Records for processing start

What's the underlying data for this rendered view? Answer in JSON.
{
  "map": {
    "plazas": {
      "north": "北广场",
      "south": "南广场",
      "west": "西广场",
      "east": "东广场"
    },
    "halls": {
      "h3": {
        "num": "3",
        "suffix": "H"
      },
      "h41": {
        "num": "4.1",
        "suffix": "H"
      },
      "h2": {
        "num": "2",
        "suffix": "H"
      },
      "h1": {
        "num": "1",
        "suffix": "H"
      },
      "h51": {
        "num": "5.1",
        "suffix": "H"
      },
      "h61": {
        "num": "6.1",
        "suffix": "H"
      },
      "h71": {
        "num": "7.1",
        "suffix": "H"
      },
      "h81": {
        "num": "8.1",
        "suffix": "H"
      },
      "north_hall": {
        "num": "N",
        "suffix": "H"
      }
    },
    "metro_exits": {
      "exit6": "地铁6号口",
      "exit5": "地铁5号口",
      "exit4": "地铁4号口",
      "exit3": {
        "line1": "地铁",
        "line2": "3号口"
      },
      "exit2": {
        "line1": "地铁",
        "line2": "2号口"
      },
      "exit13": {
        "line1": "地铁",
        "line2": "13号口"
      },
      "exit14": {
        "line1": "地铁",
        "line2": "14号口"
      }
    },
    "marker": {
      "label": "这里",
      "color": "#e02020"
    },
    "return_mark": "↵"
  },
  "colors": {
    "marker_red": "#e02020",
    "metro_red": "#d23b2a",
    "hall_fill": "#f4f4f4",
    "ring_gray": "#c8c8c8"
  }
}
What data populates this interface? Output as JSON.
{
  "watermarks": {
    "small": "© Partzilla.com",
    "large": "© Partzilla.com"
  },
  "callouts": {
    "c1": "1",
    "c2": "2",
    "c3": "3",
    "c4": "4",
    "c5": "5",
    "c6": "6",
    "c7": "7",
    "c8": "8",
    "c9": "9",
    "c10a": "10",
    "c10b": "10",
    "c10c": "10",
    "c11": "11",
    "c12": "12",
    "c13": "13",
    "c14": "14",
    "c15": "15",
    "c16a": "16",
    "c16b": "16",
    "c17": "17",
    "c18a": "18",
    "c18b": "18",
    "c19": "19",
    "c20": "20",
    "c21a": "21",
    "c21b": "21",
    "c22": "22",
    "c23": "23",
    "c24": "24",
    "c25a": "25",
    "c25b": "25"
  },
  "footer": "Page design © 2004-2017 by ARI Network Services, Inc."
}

Records for processing end

Job => Copy each line from the records above that includes the string "this".

Reply =>
What's the underlying data for this rendered view? Answer in JSON.
What data populates this interface? Output as JSON.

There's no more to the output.